— EXERCISE INSTRUCTIONS —
Count every line below in which "summary" occurs, then give only the count.

— THE DATA —
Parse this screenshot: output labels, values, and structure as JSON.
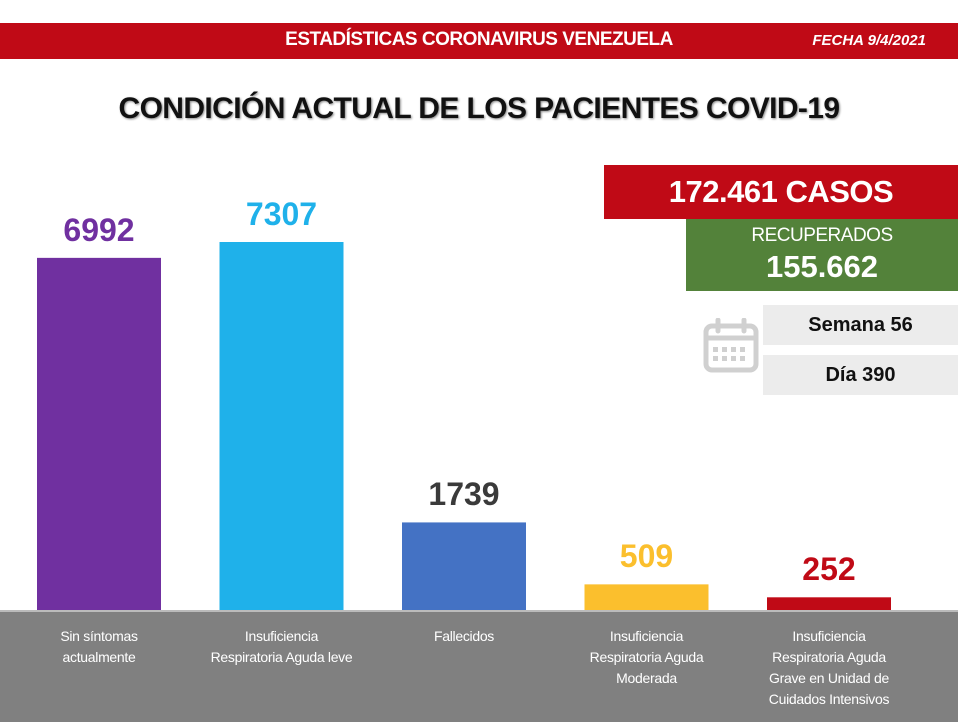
{
  "header": {
    "title": "ESTADÍSTICAS CORONAVIRUS VENEZUELA",
    "date": "FECHA 9/4/2021",
    "color": "#c00a16"
  },
  "summary": {
    "total_cases": "172.461 CASOS",
    "recovered_label": "RECUPERADOS",
    "recovered_value": "155.662",
    "week": "Semana 56",
    "day": "Día 390",
    "calendar_icon": "calendar-icon"
  },
  "chart_data": {
    "type": "bar",
    "title": "CONDICIÓN ACTUAL DE LOS PACIENTES COVID-19",
    "xlabel": "",
    "ylabel": "",
    "grid": false,
    "ylim": [
      0,
      7307
    ],
    "categories": [
      [
        "Sin síntomas",
        "actualmente"
      ],
      [
        "Insuficiencia",
        "Respiratoria Aguda leve"
      ],
      [
        "Fallecidos"
      ],
      [
        "Insuficiencia",
        "Respiratoria Aguda",
        "Moderada"
      ],
      [
        "Insuficiencia",
        "Respiratoria Aguda",
        "Grave en Unidad de",
        "Cuidados Intensivos"
      ]
    ],
    "values": [
      6992,
      7307,
      1739,
      509,
      252
    ],
    "value_labels": [
      "6992",
      "7307",
      "1739",
      "509",
      "252"
    ],
    "colors": [
      "#7030a0",
      "#1fb1ea",
      "#4472c4",
      "#fbbf2d",
      "#c00a16"
    ],
    "label_colors": [
      "#7030a0",
      "#1fb1ea",
      "#3a3a3a",
      "#fbbf2d",
      "#c00a16"
    ]
  }
}
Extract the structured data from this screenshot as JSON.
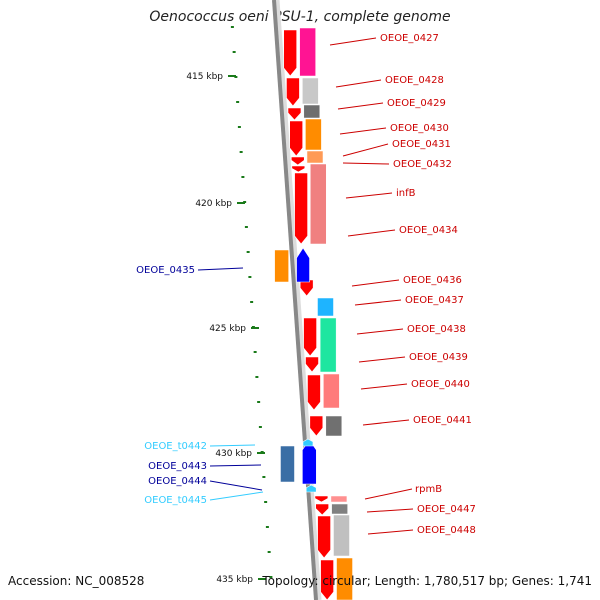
{
  "title": "Oenococcus oeni PSU-1, complete genome",
  "footer": {
    "accession": "Accession: NC_008528",
    "summary": "Topology: circular; Length: 1,780,517 bp; Genes: 1,741"
  },
  "colors": {
    "forward_label": "#cc0000",
    "reverse_label": "#000099",
    "trna_label": "#33ccff",
    "tick": "#1a7a1a",
    "backbone": "#888888"
  },
  "scale": {
    "unit": "kbp",
    "labels": [
      "415 kbp",
      "420 kbp",
      "425 kbp",
      "430 kbp",
      "435 kbp"
    ]
  },
  "genes": [
    {
      "label": "OEOE_0427",
      "strand": "forward",
      "color": "#ff1493"
    },
    {
      "label": "OEOE_0428",
      "strand": "forward",
      "color": "#c8c8c8"
    },
    {
      "label": "OEOE_0429",
      "strand": "forward",
      "color": "#6e6e6e"
    },
    {
      "label": "OEOE_0430",
      "strand": "forward",
      "color": "#ff8c00"
    },
    {
      "label": "OEOE_0431",
      "strand": "forward",
      "color": "#ff8c00"
    },
    {
      "label": "OEOE_0432",
      "strand": "forward",
      "color": "#ff8080"
    },
    {
      "label": "infB",
      "strand": "forward",
      "color": "#f08080"
    },
    {
      "label": "OEOE_0434",
      "strand": "forward",
      "color": "#f08080"
    },
    {
      "label": "OEOE_0435",
      "strand": "reverse",
      "color": "#ff8c00"
    },
    {
      "label": "OEOE_0436",
      "strand": "forward",
      "color": "#ff0000"
    },
    {
      "label": "OEOE_0437",
      "strand": "forward",
      "color": "#1eb4ff"
    },
    {
      "label": "OEOE_0438",
      "strand": "forward",
      "color": "#1ee6a0"
    },
    {
      "label": "OEOE_0439",
      "strand": "forward",
      "color": "#1ee6a0"
    },
    {
      "label": "OEOE_0440",
      "strand": "forward",
      "color": "#ff7b7b"
    },
    {
      "label": "OEOE_0441",
      "strand": "forward",
      "color": "#707070"
    },
    {
      "label": "OEOE_t0442",
      "strand": "reverse",
      "color": "#33ccff"
    },
    {
      "label": "OEOE_0443",
      "strand": "reverse",
      "color": "#3a6ea5"
    },
    {
      "label": "OEOE_0444",
      "strand": "reverse",
      "color": "#0000ff"
    },
    {
      "label": "OEOE_t0445",
      "strand": "reverse",
      "color": "#33ccff"
    },
    {
      "label": "rpmB",
      "strand": "forward",
      "color": "#ff9090"
    },
    {
      "label": "OEOE_0447",
      "strand": "forward",
      "color": "#808080"
    },
    {
      "label": "OEOE_0448",
      "strand": "forward",
      "color": "#c0c0c0"
    }
  ]
}
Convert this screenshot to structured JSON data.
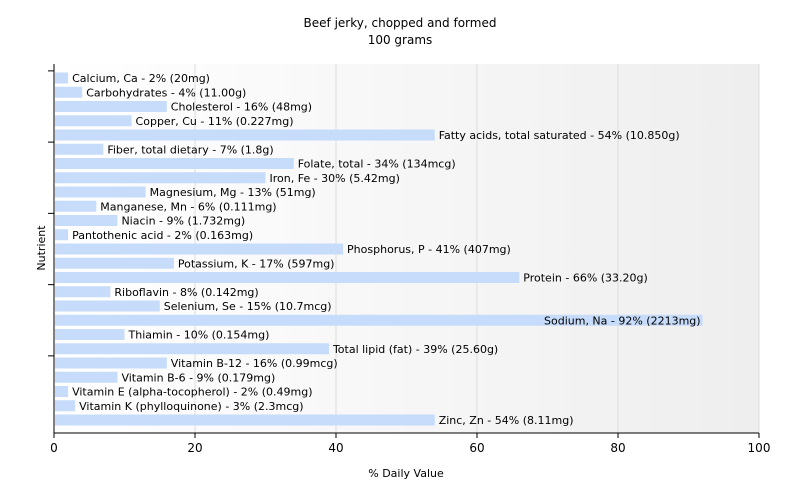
{
  "chart_data": {
    "type": "bar",
    "orientation": "horizontal",
    "title": "Beef jerky, chopped and formed",
    "subtitle": "100 grams",
    "xlabel": "% Daily Value",
    "ylabel": "Nutrient",
    "xlim": [
      0,
      100
    ],
    "xticks": [
      0,
      20,
      40,
      60,
      80,
      100
    ],
    "grid": true,
    "bar_color": "#c6dcfa",
    "bars": [
      {
        "name": "Calcium, Ca",
        "value": 2,
        "label": "Calcium, Ca - 2% (20mg)"
      },
      {
        "name": "Carbohydrates",
        "value": 4,
        "label": "Carbohydrates - 4% (11.00g)"
      },
      {
        "name": "Cholesterol",
        "value": 16,
        "label": "Cholesterol - 16% (48mg)"
      },
      {
        "name": "Copper, Cu",
        "value": 11,
        "label": "Copper, Cu - 11% (0.227mg)"
      },
      {
        "name": "Fatty acids, total saturated",
        "value": 54,
        "label": "Fatty acids, total saturated - 54% (10.850g)"
      },
      {
        "name": "Fiber, total dietary",
        "value": 7,
        "label": "Fiber, total dietary - 7% (1.8g)"
      },
      {
        "name": "Folate, total",
        "value": 34,
        "label": "Folate, total - 34% (134mcg)"
      },
      {
        "name": "Iron, Fe",
        "value": 30,
        "label": "Iron, Fe - 30% (5.42mg)"
      },
      {
        "name": "Magnesium, Mg",
        "value": 13,
        "label": "Magnesium, Mg - 13% (51mg)"
      },
      {
        "name": "Manganese, Mn",
        "value": 6,
        "label": "Manganese, Mn - 6% (0.111mg)"
      },
      {
        "name": "Niacin",
        "value": 9,
        "label": "Niacin - 9% (1.732mg)"
      },
      {
        "name": "Pantothenic acid",
        "value": 2,
        "label": "Pantothenic acid - 2% (0.163mg)"
      },
      {
        "name": "Phosphorus, P",
        "value": 41,
        "label": "Phosphorus, P - 41% (407mg)"
      },
      {
        "name": "Potassium, K",
        "value": 17,
        "label": "Potassium, K - 17% (597mg)"
      },
      {
        "name": "Protein",
        "value": 66,
        "label": "Protein - 66% (33.20g)"
      },
      {
        "name": "Riboflavin",
        "value": 8,
        "label": "Riboflavin - 8% (0.142mg)"
      },
      {
        "name": "Selenium, Se",
        "value": 15,
        "label": "Selenium, Se - 15% (10.7mcg)"
      },
      {
        "name": "Sodium, Na",
        "value": 92,
        "label": "Sodium, Na - 92% (2213mg)"
      },
      {
        "name": "Thiamin",
        "value": 10,
        "label": "Thiamin - 10% (0.154mg)"
      },
      {
        "name": "Total lipid (fat)",
        "value": 39,
        "label": "Total lipid (fat) - 39% (25.60g)"
      },
      {
        "name": "Vitamin B-12",
        "value": 16,
        "label": "Vitamin B-12 - 16% (0.99mcg)"
      },
      {
        "name": "Vitamin B-6",
        "value": 9,
        "label": "Vitamin B-6 - 9% (0.179mg)"
      },
      {
        "name": "Vitamin E (alpha-tocopherol)",
        "value": 2,
        "label": "Vitamin E (alpha-tocopherol) - 2% (0.49mg)"
      },
      {
        "name": "Vitamin K (phylloquinone)",
        "value": 3,
        "label": "Vitamin K (phylloquinone) - 3% (2.3mcg)"
      },
      {
        "name": "Zinc, Zn",
        "value": 54,
        "label": "Zinc, Zn - 54% (8.11mg)"
      }
    ]
  }
}
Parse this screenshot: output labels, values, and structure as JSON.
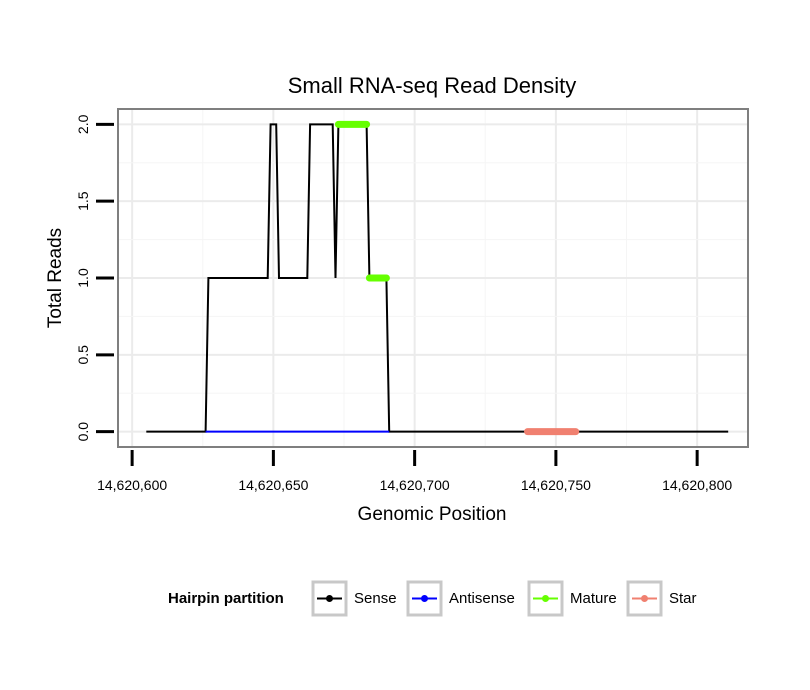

— TASK OUTPUT —
2